* Task statement *
Without including any images, repeat the data exactly.

=== Given records ===

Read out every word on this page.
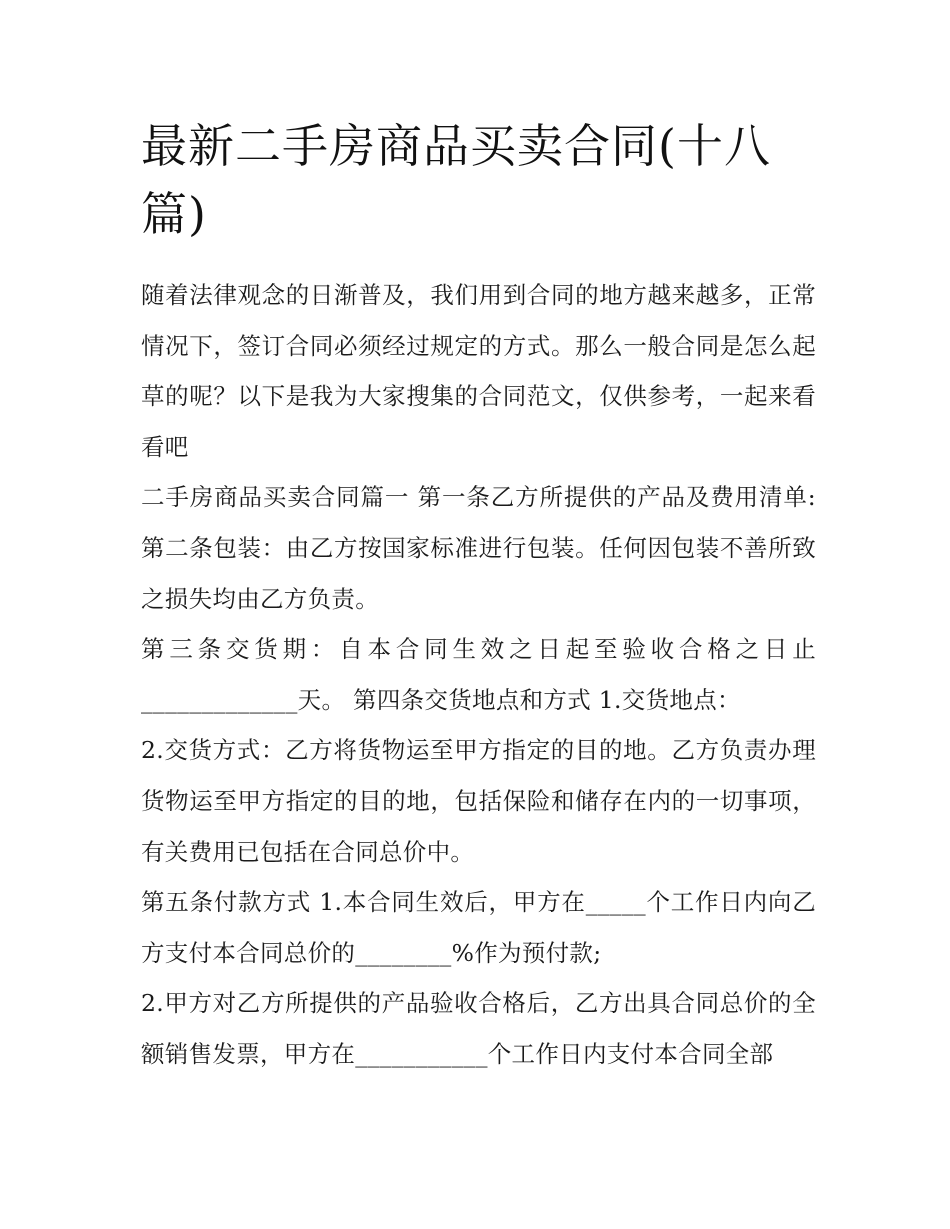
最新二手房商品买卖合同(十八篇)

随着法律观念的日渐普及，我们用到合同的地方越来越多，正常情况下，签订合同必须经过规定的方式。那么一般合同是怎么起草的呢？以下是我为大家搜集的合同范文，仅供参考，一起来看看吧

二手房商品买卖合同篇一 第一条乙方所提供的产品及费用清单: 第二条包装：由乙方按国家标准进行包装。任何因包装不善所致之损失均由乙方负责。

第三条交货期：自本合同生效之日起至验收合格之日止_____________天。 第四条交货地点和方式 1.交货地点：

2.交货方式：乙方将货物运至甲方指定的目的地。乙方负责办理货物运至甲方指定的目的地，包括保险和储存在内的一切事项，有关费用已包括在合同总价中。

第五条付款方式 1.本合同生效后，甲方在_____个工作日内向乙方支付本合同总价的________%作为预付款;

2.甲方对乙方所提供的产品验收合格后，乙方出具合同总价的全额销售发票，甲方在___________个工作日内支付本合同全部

===

* Solution to this problem *
Read out every word on this page.
最新二手房商品买卖合同(十八篇)

随着法律观念的日渐普及，我们用到合同的地方越来越多，正常情况下，签订合同必须经过规定的方式。那么一般合同是怎么起草的呢？以下是我为大家搜集的合同范文，仅供参考，一起来看看吧

二手房商品买卖合同篇一 第一条乙方所提供的产品及费用清单: 第二条包装：由乙方按国家标准进行包装。任何因包装不善所致之损失均由乙方负责。

第三条交货期：自本合同生效之日起至验收合格之日止_____________天。 第四条交货地点和方式 1.交货地点：

2.交货方式：乙方将货物运至甲方指定的目的地。乙方负责办理货物运至甲方指定的目的地，包括保险和储存在内的一切事项，有关费用已包括在合同总价中。

第五条付款方式 1.本合同生效后，甲方在_____个工作日内向乙方支付本合同总价的________%作为预付款;

2.甲方对乙方所提供的产品验收合格后，乙方出具合同总价的全额销售发票，甲方在___________个工作日内支付本合同全部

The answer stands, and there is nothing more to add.